+++ Exercise inputs +++
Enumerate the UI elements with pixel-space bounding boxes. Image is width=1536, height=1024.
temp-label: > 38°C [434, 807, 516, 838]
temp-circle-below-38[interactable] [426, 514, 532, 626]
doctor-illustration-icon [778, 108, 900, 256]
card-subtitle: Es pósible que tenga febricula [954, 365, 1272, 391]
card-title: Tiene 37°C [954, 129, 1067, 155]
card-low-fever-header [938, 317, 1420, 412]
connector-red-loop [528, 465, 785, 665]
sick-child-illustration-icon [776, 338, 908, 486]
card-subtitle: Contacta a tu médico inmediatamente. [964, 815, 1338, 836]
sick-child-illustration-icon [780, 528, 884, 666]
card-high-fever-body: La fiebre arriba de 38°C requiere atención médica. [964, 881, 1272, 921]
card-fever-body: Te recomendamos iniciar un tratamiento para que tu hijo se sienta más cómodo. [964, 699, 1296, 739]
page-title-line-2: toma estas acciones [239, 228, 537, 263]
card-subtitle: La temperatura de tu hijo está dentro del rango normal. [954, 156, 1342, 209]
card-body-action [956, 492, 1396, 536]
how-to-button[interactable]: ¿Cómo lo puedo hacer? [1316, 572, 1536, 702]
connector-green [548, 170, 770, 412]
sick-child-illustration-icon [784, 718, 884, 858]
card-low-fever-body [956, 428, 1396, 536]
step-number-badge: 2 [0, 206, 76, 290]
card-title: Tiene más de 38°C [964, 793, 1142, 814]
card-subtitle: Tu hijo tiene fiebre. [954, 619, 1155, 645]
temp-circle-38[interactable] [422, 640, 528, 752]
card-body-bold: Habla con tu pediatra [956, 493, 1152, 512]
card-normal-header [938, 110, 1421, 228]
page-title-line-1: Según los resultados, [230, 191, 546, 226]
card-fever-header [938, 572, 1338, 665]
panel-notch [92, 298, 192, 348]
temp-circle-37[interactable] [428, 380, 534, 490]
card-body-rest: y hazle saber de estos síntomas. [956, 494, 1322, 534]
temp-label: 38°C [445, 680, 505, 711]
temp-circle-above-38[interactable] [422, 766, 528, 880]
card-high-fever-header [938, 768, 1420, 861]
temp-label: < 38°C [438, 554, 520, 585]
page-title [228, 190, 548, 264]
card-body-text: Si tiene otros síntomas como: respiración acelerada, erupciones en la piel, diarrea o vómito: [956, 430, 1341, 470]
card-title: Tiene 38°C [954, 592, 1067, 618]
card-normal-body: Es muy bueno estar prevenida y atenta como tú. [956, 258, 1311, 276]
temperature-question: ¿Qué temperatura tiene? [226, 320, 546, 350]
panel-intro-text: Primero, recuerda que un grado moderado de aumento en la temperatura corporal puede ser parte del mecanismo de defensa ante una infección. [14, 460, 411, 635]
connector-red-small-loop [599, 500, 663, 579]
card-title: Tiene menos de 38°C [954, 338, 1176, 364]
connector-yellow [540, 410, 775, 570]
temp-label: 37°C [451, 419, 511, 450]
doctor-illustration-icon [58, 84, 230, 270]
+++
Exercise requirements: Return, unchanged, every line of the records above from the first line through the line containing "card-subtitle: Contacta a", including both.

Right answer:
Enumerate the UI elements with pixel-space bounding boxes. Image is width=1536, height=1024.
temp-label: > 38°C [434, 807, 516, 838]
temp-circle-below-38[interactable] [426, 514, 532, 626]
doctor-illustration-icon [778, 108, 900, 256]
card-subtitle: Es pósible que tenga febricula [954, 365, 1272, 391]
card-title: Tiene 37°C [954, 129, 1067, 155]
card-low-fever-header [938, 317, 1420, 412]
connector-red-loop [528, 465, 785, 665]
sick-child-illustration-icon [776, 338, 908, 486]
card-subtitle: Contacta a tu médico inmediatamente. [964, 815, 1338, 836]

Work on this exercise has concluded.